Exercise goal:
Restate the records in their entirety, word for word.

Records contained in a dataset
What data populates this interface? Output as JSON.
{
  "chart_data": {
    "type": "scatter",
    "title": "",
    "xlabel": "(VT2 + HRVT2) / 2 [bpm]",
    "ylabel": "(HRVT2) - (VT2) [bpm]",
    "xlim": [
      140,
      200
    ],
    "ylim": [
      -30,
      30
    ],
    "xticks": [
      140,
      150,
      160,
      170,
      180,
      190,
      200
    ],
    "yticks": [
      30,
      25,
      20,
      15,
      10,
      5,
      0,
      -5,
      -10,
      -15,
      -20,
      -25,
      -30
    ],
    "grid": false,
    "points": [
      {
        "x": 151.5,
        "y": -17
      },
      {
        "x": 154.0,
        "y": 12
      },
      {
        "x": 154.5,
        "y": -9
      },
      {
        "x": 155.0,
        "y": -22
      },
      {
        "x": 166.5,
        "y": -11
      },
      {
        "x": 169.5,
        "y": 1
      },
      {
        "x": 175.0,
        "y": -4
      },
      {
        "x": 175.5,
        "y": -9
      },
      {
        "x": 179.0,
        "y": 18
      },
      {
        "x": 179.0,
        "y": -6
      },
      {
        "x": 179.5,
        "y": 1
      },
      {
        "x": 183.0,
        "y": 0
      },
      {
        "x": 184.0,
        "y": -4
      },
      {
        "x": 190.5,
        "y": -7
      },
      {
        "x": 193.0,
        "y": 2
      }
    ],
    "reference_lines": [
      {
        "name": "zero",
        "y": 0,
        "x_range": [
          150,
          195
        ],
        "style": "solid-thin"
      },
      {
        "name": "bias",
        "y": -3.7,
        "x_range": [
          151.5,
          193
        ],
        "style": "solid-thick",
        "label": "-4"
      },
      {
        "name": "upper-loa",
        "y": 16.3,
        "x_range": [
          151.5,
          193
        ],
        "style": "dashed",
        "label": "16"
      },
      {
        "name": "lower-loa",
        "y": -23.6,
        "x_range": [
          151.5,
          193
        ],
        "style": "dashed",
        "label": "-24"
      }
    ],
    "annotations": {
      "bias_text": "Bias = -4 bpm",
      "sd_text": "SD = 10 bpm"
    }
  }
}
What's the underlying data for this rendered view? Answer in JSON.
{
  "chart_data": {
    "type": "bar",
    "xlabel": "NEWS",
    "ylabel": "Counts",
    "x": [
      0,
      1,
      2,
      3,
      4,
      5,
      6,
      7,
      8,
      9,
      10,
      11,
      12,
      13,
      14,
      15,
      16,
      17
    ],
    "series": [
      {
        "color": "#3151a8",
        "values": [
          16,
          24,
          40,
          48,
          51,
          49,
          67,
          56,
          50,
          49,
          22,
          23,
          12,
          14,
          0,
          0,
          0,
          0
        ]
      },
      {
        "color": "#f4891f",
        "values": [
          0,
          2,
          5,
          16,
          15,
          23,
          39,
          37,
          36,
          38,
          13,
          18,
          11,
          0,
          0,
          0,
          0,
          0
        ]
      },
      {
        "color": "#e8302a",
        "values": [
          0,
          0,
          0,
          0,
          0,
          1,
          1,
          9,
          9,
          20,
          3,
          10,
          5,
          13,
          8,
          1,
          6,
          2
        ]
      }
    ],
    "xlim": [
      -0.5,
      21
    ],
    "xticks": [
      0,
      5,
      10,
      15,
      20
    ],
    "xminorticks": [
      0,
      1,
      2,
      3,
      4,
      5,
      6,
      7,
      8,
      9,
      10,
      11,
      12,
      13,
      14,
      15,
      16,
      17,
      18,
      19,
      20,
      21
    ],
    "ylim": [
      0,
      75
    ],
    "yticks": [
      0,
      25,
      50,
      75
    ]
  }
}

Reply to the exercise:
What data populates this interface? Output as JSON.
{
  "chart_data": {
    "type": "scatter",
    "title": "",
    "xlabel": "(VT2 + HRVT2) / 2 [bpm]",
    "ylabel": "(HRVT2) - (VT2) [bpm]",
    "xlim": [
      140,
      200
    ],
    "ylim": [
      -30,
      30
    ],
    "xticks": [
      140,
      150,
      160,
      170,
      180,
      190,
      200
    ],
    "yticks": [
      30,
      25,
      20,
      15,
      10,
      5,
      0,
      -5,
      -10,
      -15,
      -20,
      -25,
      -30
    ],
    "grid": false,
    "points": [
      {
        "x": 151.5,
        "y": -17
      },
      {
        "x": 154.0,
        "y": 12
      },
      {
        "x": 154.5,
        "y": -9
      },
      {
        "x": 155.0,
        "y": -22
      },
      {
        "x": 166.5,
        "y": -11
      },
      {
        "x": 169.5,
        "y": 1
      },
      {
        "x": 175.0,
        "y": -4
      },
      {
        "x": 175.5,
        "y": -9
      },
      {
        "x": 179.0,
        "y": 18
      },
      {
        "x": 179.0,
        "y": -6
      },
      {
        "x": 179.5,
        "y": 1
      },
      {
        "x": 183.0,
        "y": 0
      },
      {
        "x": 184.0,
        "y": -4
      },
      {
        "x": 190.5,
        "y": -7
      },
      {
        "x": 193.0,
        "y": 2
      }
    ],
    "reference_lines": [
      {
        "name": "zero",
        "y": 0,
        "x_range": [
          150,
          195
        ],
        "style": "solid-thin"
      },
      {
        "name": "bias",
        "y": -3.7,
        "x_range": [
          151.5,
          193
        ],
        "style": "solid-thick",
        "label": "-4"
      },
      {
        "name": "upper-loa",
        "y": 16.3,
        "x_range": [
          151.5,
          193
        ],
        "style": "dashed",
        "label": "16"
      },
      {
        "name": "lower-loa",
        "y": -23.6,
        "x_range": [
          151.5,
          193
        ],
        "style": "dashed",
        "label": "-24"
      }
    ],
    "annotations": {
      "bias_text": "Bias = -4 bpm",
      "sd_text": "SD = 10 bpm"
    }
  }
}
What's the underlying data for this rendered view? Answer in JSON.
{
  "chart_data": {
    "type": "bar",
    "xlabel": "NEWS",
    "ylabel": "Counts",
    "x": [
      0,
      1,
      2,
      3,
      4,
      5,
      6,
      7,
      8,
      9,
      10,
      11,
      12,
      13,
      14,
      15,
      16,
      17
    ],
    "series": [
      {
        "color": "#3151a8",
        "values": [
          16,
          24,
          40,
          48,
          51,
          49,
          67,
          56,
          50,
          49,
          22,
          23,
          12,
          14,
          0,
          0,
          0,
          0
        ]
      },
      {
        "color": "#f4891f",
        "values": [
          0,
          2,
          5,
          16,
          15,
          23,
          39,
          37,
          36,
          38,
          13,
          18,
          11,
          0,
          0,
          0,
          0,
          0
        ]
      },
      {
        "color": "#e8302a",
        "values": [
          0,
          0,
          0,
          0,
          0,
          1,
          1,
          9,
          9,
          20,
          3,
          10,
          5,
          13,
          8,
          1,
          6,
          2
        ]
      }
    ],
    "xlim": [
      -0.5,
      21
    ],
    "xticks": [
      0,
      5,
      10,
      15,
      20
    ],
    "xminorticks": [
      0,
      1,
      2,
      3,
      4,
      5,
      6,
      7,
      8,
      9,
      10,
      11,
      12,
      13,
      14,
      15,
      16,
      17,
      18,
      19,
      20,
      21
    ],
    "ylim": [
      0,
      75
    ],
    "yticks": [
      0,
      25,
      50,
      75
    ]
  }
}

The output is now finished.